* _GOAL_: Exact repetition is required: output every record in full.
-------- DATA IN THIS EXERCISE --------
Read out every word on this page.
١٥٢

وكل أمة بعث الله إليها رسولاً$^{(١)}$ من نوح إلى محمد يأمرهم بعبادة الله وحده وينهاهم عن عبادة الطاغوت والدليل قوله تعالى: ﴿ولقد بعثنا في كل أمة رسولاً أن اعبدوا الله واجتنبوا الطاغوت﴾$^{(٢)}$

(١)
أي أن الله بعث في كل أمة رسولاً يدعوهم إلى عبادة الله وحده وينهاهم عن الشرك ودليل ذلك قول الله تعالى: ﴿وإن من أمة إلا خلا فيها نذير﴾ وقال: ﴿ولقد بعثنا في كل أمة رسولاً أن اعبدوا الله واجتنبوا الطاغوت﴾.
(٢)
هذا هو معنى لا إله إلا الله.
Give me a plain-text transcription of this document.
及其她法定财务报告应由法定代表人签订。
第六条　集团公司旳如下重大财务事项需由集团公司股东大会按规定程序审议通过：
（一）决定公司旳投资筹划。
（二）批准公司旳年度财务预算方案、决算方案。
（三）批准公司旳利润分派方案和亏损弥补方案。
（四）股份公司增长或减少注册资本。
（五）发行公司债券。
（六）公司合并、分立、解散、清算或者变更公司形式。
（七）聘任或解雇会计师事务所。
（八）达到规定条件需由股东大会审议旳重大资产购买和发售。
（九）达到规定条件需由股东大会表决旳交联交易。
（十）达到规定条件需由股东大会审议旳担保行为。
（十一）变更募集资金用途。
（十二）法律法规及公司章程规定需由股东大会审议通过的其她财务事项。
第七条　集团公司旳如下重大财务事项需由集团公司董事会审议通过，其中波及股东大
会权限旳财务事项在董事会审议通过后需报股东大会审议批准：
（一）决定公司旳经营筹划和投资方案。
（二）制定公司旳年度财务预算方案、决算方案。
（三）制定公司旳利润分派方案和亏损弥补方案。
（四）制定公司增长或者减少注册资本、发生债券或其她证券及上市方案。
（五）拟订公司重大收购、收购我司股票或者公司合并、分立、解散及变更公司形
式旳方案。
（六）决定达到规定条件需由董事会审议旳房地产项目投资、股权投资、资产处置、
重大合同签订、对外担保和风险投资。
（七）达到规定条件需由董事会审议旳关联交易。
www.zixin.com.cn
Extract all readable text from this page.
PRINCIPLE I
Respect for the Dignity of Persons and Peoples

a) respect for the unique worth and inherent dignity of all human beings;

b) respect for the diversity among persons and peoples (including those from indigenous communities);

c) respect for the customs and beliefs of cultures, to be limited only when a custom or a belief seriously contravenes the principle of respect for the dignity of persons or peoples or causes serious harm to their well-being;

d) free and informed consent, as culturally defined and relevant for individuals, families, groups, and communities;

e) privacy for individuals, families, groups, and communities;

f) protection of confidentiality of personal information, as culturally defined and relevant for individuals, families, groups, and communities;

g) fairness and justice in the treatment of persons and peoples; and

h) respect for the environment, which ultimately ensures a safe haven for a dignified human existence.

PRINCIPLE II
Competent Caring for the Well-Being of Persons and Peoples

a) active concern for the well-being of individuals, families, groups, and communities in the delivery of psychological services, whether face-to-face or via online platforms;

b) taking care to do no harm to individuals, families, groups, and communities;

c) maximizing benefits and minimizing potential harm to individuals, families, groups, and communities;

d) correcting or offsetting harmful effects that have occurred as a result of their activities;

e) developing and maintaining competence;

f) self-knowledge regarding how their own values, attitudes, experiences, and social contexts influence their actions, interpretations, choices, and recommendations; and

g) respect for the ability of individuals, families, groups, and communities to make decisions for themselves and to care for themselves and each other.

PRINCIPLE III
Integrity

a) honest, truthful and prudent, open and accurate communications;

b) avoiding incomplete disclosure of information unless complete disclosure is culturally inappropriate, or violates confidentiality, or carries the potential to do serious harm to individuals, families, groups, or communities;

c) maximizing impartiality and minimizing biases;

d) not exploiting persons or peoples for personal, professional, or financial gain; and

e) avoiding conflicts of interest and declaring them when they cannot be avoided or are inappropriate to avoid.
--------
* _WORKED ANSWER_:
Read out every word on this page.
١٥٢

وكل أمة بعث الله إليها رسولاً$^{(١)}$ من نوح إلى محمد يأمرهم بعبادة الله وحده وينهاهم عن عبادة الطاغوت والدليل قوله تعالى: ﴿ولقد بعثنا في كل أمة رسولاً أن اعبدوا الله واجتنبوا الطاغوت﴾$^{(٢)}$

(١)
أي أن الله بعث في كل أمة رسولاً يدعوهم إلى عبادة الله وحده وينهاهم عن الشرك ودليل ذلك قول الله تعالى: ﴿وإن من أمة إلا خلا فيها نذير﴾ وقال: ﴿ولقد بعثنا في كل أمة رسولاً أن اعبدوا الله واجتنبوا الطاغوت﴾.
(٢)
هذا هو معنى لا إله إلا الله.
Give me a plain-text transcription of this document.
及其她法定财务报告应由法定代表人签订。
第六条　集团公司旳如下重大财务事项需由集团公司股东大会按规定程序审议通过：
（一）决定公司旳投资筹划。
（二）批准公司旳年度财务预算方案、决算方案。
（三）批准公司旳利润分派方案和亏损弥补方案。
（四）股份公司增长或减少注册资本。
（五）发行公司债券。
（六）公司合并、分立、解散、清算或者变更公司形式。
（七）聘任或解雇会计师事务所。
（八）达到规定条件需由股东大会审议旳重大资产购买和发售。
（九）达到规定条件需由股东大会表决旳交联交易。
（十）达到规定条件需由股东大会审议旳担保行为。
（十一）变更募集资金用途。
（十二）法律法规及公司章程规定需由股东大会审议通过的其她财务事项。
第七条　集团公司旳如下重大财务事项需由集团公司董事会审议通过，其中波及股东大
会权限旳财务事项在董事会审议通过后需报股东大会审议批准：
（一）决定公司旳经营筹划和投资方案。
（二）制定公司旳年度财务预算方案、决算方案。
（三）制定公司旳利润分派方案和亏损弥补方案。
（四）制定公司增长或者减少注册资本、发生债券或其她证券及上市方案。
（五）拟订公司重大收购、收购我司股票或者公司合并、分立、解散及变更公司形
式旳方案。
（六）决定达到规定条件需由董事会审议旳房地产项目投资、股权投资、资产处置、
重大合同签订、对外担保和风险投资。
（七）达到规定条件需由董事会审议旳关联交易。
www.zixin.com.cn
Extract all readable text from this page.
PRINCIPLE I
Respect for the Dignity of Persons and Peoples

a) respect for the unique worth and inherent dignity of all human beings;

b) respect for the diversity among persons and peoples (including those from indigenous communities);

c) respect for the customs and beliefs of cultures, to be limited only when a custom or a belief seriously contravenes the principle of respect for the dignity of persons or peoples or causes serious harm to their well-being;

d) free and informed consent, as culturally defined and relevant for individuals, families, groups, and communities;

e) privacy for individuals, families, groups, and communities;

f) protection of confidentiality of personal information, as culturally defined and relevant for individuals, families, groups, and communities;

g) fairness and justice in the treatment of persons and peoples; and

h) respect for the environment, which ultimately ensures a safe haven for a dignified human existence.

PRINCIPLE II
Competent Caring for the Well-Being of Persons and Peoples

a) active concern for the well-being of individuals, families, groups, and communities in the delivery of psychological services, whether face-to-face or via online platforms;

b) taking care to do no harm to individuals, families, groups, and communities;

c) maximizing benefits and minimizing potential harm to individuals, families, groups, and communities;

d) correcting or offsetting harmful effects that have occurred as a result of their activities;

e) developing and maintaining competence;

f) self-knowledge regarding how their own values, attitudes, experiences, and social contexts influence their actions, interpretations, choices, and recommendations; and

g) respect for the ability of individuals, families, groups, and communities to make decisions for themselves and to care for themselves and each other.

PRINCIPLE III
Integrity

a) honest, truthful and prudent, open and accurate communications;

b) avoiding incomplete disclosure of information unless complete disclosure is culturally inappropriate, or violates confidentiality, or carries the potential to do serious harm to individuals, families, groups, or communities;

c) maximizing impartiality and minimizing biases;

d) not exploiting persons or peoples for personal, professional, or financial gain; and

e) avoiding conflicts of interest and declaring them when they cannot be avoided or are inappropriate to avoid.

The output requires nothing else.